====== PROVIDED DATA

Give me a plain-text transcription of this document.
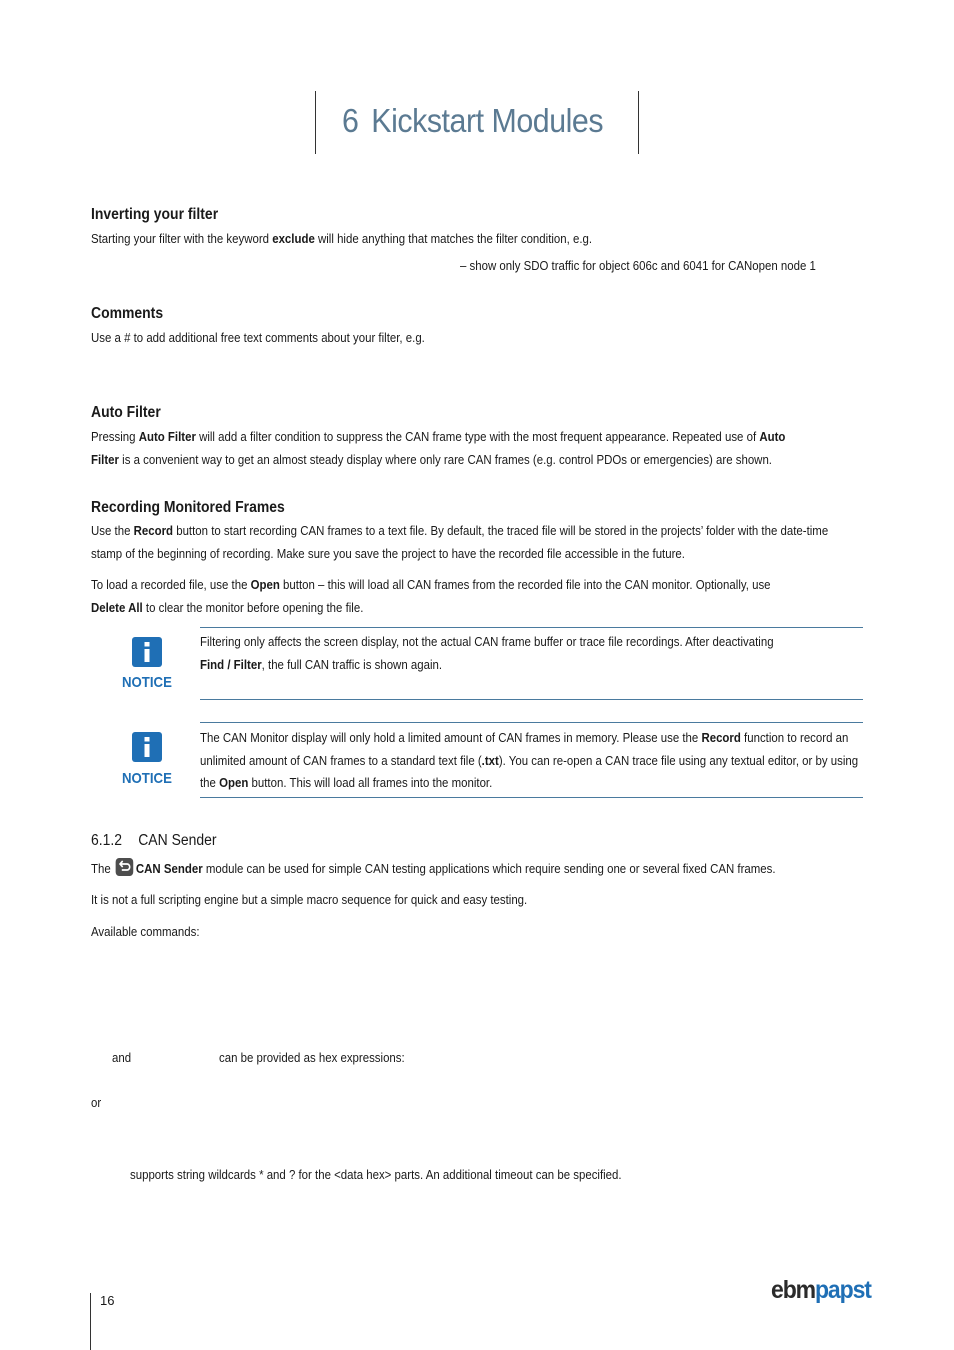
6 Kickstart Modules
Inverting your filter

Starting your filter with the keyword exclude will hide anything that matches the filter condition, e.g.

– show only SDO traffic for object 606c and 6041 for CANopen node 1

Comments

Use a # to add additional free text comments about your filter, e.g.

Auto Filter

Pressing Auto Filter will add a filter condition to suppress the CAN frame type with the most frequent appearance. Repeated use of Auto
Filter is a convenient way to get an almost steady display where only rare CAN frames (e.g. control PDOs or emergencies) are shown.

Recording Monitored Frames

Use the Record button to start recording CAN frames to a text file. By default, the traced file will be stored in the projects’ folder with the date-time stamp of the beginning of recording. Make sure you save the project to have the recorded file accessible in the future.

To load a recorded file, use the Open button – this will load all CAN frames from the recorded file into the CAN monitor. Optionally, use
Delete All to clear the monitor before opening the file.

NOTICE

Filtering only affects the screen display, not the actual CAN frame buffer or trace file recordings. After deactivating
Find / Filter, the full CAN traffic is shown again.

NOTICE

The CAN Monitor display will only hold a limited amount of CAN frames in memory. Please use the Record function to record an unlimited amount of CAN frames to a standard text file (.txt). You can re-open a CAN trace file using any textual editor, or by using the Open button. This will load all frames into the monitor.

6.1.2 CAN Sender

The
CAN Sender module can be used for simple CAN testing applications which require sending one or several fixed CAN frames.

It is not a full scripting engine but a simple macro sequence for quick and easy testing.

Available commands:

and	can be provided as hex expressions:

or

supports string wildcards * and ? for the <data hex> parts. An additional timeout can be specified.

16	ebmpapst
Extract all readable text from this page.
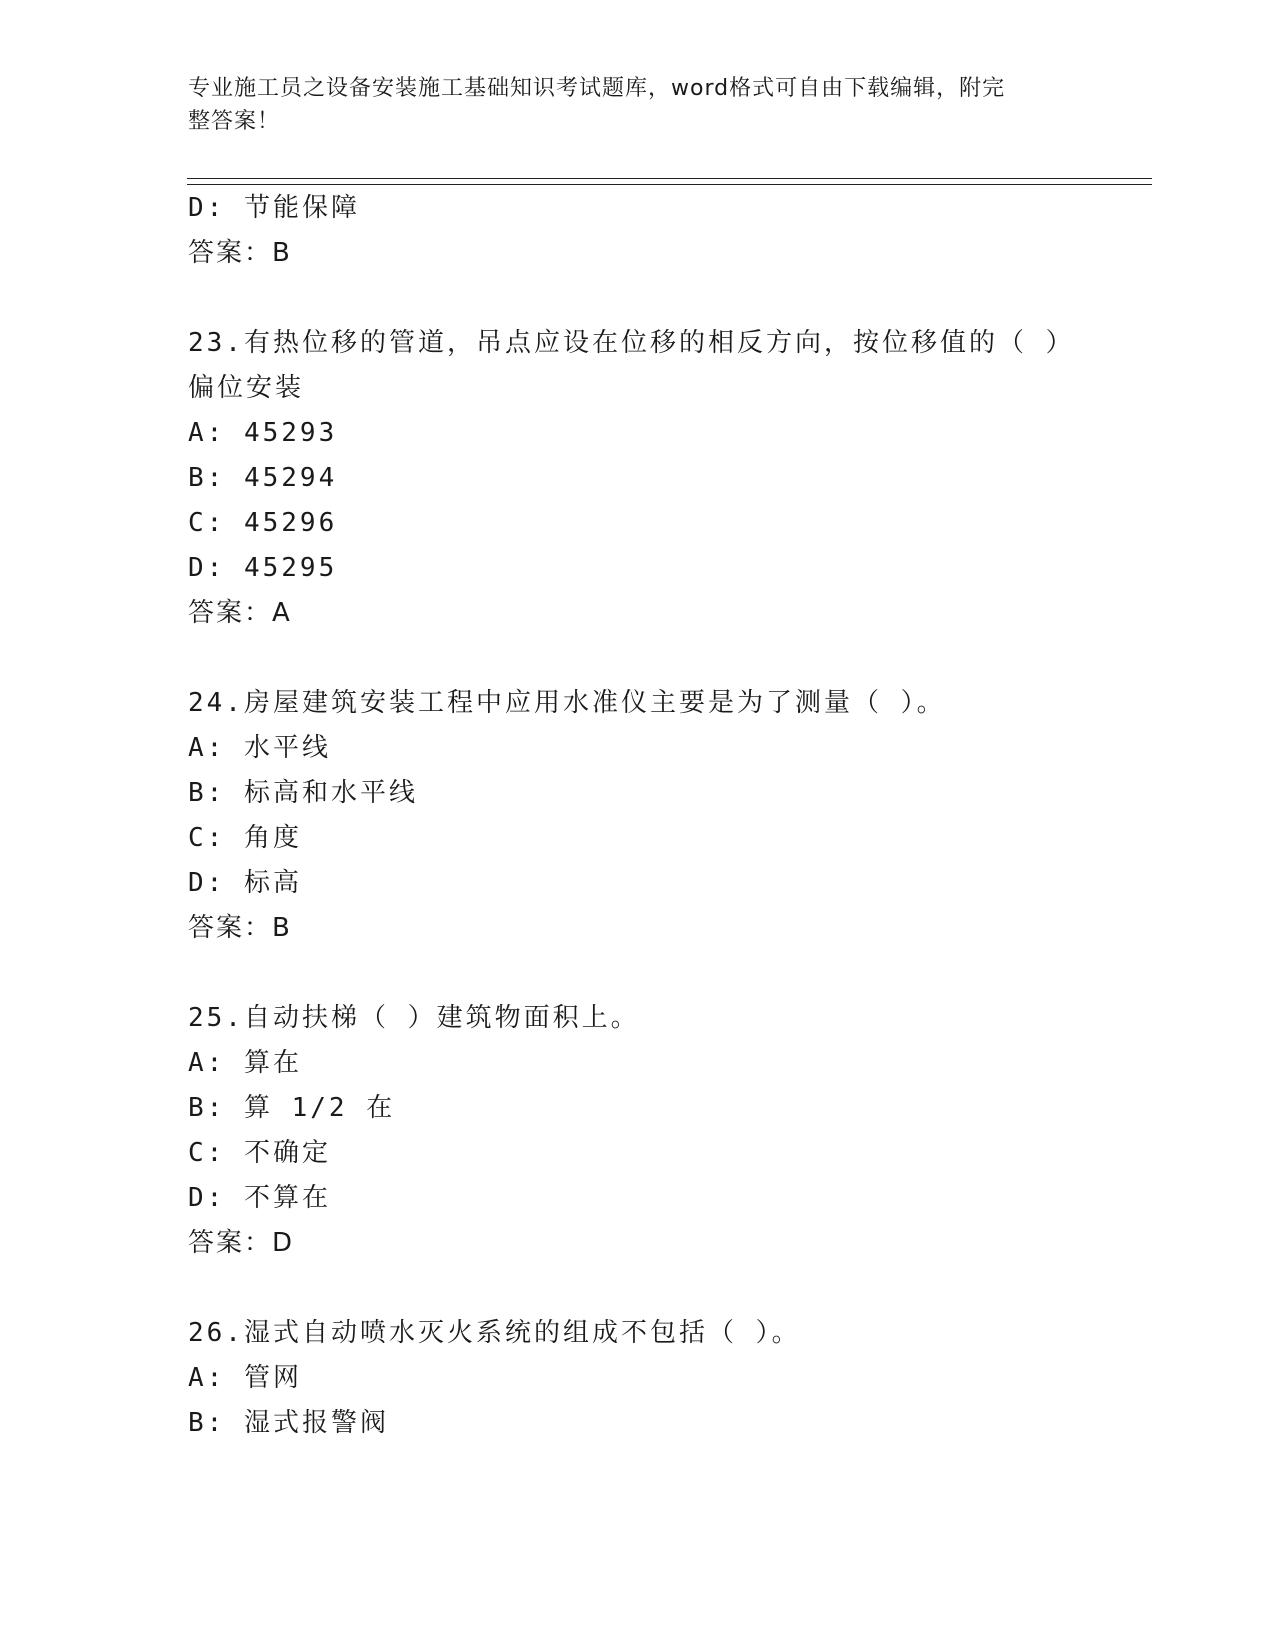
专业施工员之设备安装施工基础知识考试题库，word格式可自由下载编辑，附完
整答案！
D: 节能保障
答案：B
23.有热位移的管道，吊点应设在位移的相反方向，按位移值的（ ）
偏位安装
A: 45293
B: 45294
C: 45296
D: 45295
答案：A
24.房屋建筑安装工程中应用水准仪主要是为了测量（ ）。
A: 水平线
B: 标高和水平线
C: 角度
D: 标高
答案：B
25.自动扶梯（ ）建筑物面积上。
A: 算在
B: 算 1/2 在
C: 不确定
D: 不算在
答案：D
26.湿式自动喷水灭火系统的组成不包括（ ）。
A: 管网
B: 湿式报警阀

============

* _EXERCISE_: Using the records above, output their complete text exactly, minus any images.

* _WRITTEN SOLUTION_:
Give me a plain-text transcription of this document.
6 Kickstart Modules
Inverting your filter

Starting your filter with the keyword exclude will hide anything that matches the filter condition, e.g.

– show only SDO traffic for object 606c and 6041 for CANopen node 1

Comments

Use a # to add additional free text comments about your filter, e.g.

Auto Filter

Pressing Auto Filter will add a filter condition to suppress the CAN frame type with the most frequent appearance. Repeated use of Auto
Filter is a convenient way to get an almost steady display where only rare CAN frames (e.g. control PDOs or emergencies) are shown.

Recording Monitored Frames

Use the Record button to start recording CAN frames to a text file. By default, the traced file will be stored in the projects’ folder with the date-time stamp of the beginning of recording. Make sure you save the project to have the recorded file accessible in the future.

To load a recorded file, use the Open button – this will load all CAN frames from the recorded file into the CAN monitor. Optionally, use
Delete All to clear the monitor before opening the file.

NOTICE

Filtering only affects the screen display, not the actual CAN frame buffer or trace file recordings. After deactivating
Find / Filter, the full CAN traffic is shown again.

NOTICE

The CAN Monitor display will only hold a limited amount of CAN frames in memory. Please use the Record function to record an unlimited amount of CAN frames to a standard text file (.txt). You can re-open a CAN trace file using any textual editor, or by using the Open button. This will load all frames into the monitor.

6.1.2 CAN Sender

The
CAN Sender module can be used for simple CAN testing applications which require sending one or several fixed CAN frames.

It is not a full scripting engine but a simple macro sequence for quick and easy testing.

Available commands:

and	can be provided as hex expressions:

or

supports string wildcards * and ? for the <data hex> parts. An additional timeout can be specified.

16	ebmpapst
Extract all readable text from this page.
专业施工员之设备安装施工基础知识考试题库，word格式可自由下载编辑，附完
整答案！
D: 节能保障
答案：B
23.有热位移的管道，吊点应设在位移的相反方向，按位移值的（ ）
偏位安装
A: 45293
B: 45294
C: 45296
D: 45295
答案：A
24.房屋建筑安装工程中应用水准仪主要是为了测量（ ）。
A: 水平线
B: 标高和水平线
C: 角度
D: 标高
答案：B
25.自动扶梯（ ）建筑物面积上。
A: 算在
B: 算 1/2 在
C: 不确定
D: 不算在
答案：D
26.湿式自动喷水灭火系统的组成不包括（ ）。
A: 管网
B: 湿式报警阀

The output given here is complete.